→ **What is expected**:
Can the data below be echoed back word for word?

→ **Records supplied**:

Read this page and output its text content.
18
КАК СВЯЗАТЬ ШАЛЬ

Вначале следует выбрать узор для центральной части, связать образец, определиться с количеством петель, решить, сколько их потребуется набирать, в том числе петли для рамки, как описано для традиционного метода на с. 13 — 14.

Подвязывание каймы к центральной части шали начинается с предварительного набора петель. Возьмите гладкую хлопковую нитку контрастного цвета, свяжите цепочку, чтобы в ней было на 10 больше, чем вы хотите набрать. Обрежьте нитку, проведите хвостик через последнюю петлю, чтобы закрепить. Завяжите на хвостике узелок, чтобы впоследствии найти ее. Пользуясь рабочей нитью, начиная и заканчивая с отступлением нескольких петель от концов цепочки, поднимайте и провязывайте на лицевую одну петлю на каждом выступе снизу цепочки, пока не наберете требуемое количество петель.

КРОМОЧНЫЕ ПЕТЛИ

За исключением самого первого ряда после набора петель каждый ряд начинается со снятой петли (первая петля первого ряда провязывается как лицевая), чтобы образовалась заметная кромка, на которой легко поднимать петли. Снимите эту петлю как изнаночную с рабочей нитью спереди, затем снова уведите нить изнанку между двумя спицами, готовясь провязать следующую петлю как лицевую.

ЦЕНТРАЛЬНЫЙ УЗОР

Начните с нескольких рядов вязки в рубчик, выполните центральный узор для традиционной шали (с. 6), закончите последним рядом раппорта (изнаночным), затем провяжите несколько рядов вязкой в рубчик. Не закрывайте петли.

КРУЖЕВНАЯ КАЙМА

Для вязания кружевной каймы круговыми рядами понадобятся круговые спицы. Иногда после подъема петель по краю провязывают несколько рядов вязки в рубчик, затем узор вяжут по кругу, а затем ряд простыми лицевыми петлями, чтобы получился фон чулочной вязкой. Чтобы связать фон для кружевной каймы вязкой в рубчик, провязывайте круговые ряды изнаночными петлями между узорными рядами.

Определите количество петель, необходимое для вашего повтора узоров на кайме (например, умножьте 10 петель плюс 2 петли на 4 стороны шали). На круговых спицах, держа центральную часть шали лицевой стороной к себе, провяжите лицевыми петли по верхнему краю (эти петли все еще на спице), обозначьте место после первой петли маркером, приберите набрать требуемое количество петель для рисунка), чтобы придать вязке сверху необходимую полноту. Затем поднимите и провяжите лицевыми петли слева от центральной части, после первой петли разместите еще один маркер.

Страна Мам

→ **Written answer**:
Read this page and output its text content.
18
КАК СВЯЗАТЬ ШАЛЬ

Вначале следует выбрать узор для центральной части, связать образец, определиться с количеством петель, решить, сколько их потребуется набирать, в том числе петли для рамки, как описано для традиционного метода на с. 13 — 14.

Подвязывание каймы к центральной части шали начинается с предварительного набора петель. Возьмите гладкую хлопковую нитку контрастного цвета, свяжите цепочку, чтобы в ней было на 10 больше, чем вы хотите набрать. Обрежьте нитку, проведите хвостик через последнюю петлю, чтобы закрепить. Завяжите на хвостике узелок, чтобы впоследствии найти ее. Пользуясь рабочей нитью, начиная и заканчивая с отступлением нескольких петель от концов цепочки, поднимайте и провязывайте на лицевую одну петлю на каждом выступе снизу цепочки, пока не наберете требуемое количество петель.

КРОМОЧНЫЕ ПЕТЛИ

За исключением самого первого ряда после набора петель каждый ряд начинается со снятой петли (первая петля первого ряда провязывается как лицевая), чтобы образовалась заметная кромка, на которой легко поднимать петли. Снимите эту петлю как изнаночную с рабочей нитью спереди, затем снова уведите нить изнанку между двумя спицами, готовясь провязать следующую петлю как лицевую.

ЦЕНТРАЛЬНЫЙ УЗОР

Начните с нескольких рядов вязки в рубчик, выполните центральный узор для традиционной шали (с. 6), закончите последним рядом раппорта (изнаночным), затем провяжите несколько рядов вязкой в рубчик. Не закрывайте петли.

КРУЖЕВНАЯ КАЙМА

Для вязания кружевной каймы круговыми рядами понадобятся круговые спицы. Иногда после подъема петель по краю провязывают несколько рядов вязки в рубчик, затем узор вяжут по кругу, а затем ряд простыми лицевыми петлями, чтобы получился фон чулочной вязкой. Чтобы связать фон для кружевной каймы вязкой в рубчик, провязывайте круговые ряды изнаночными петлями между узорными рядами.

Определите количество петель, необходимое для вашего повтора узоров на кайме (например, умножьте 10 петель плюс 2 петли на 4 стороны шали). На круговых спицах, держа центральную часть шали лицевой стороной к себе, провяжите лицевыми петли по верхнему краю (эти петли все еще на спице), обозначьте место после первой петли маркером, приберите набрать требуемое количество петель для рисунка), чтобы придать вязке сверху необходимую полноту. Затем поднимите и провяжите лицевыми петли слева от центральной части, после первой петли разместите еще один маркер.

Страна Мам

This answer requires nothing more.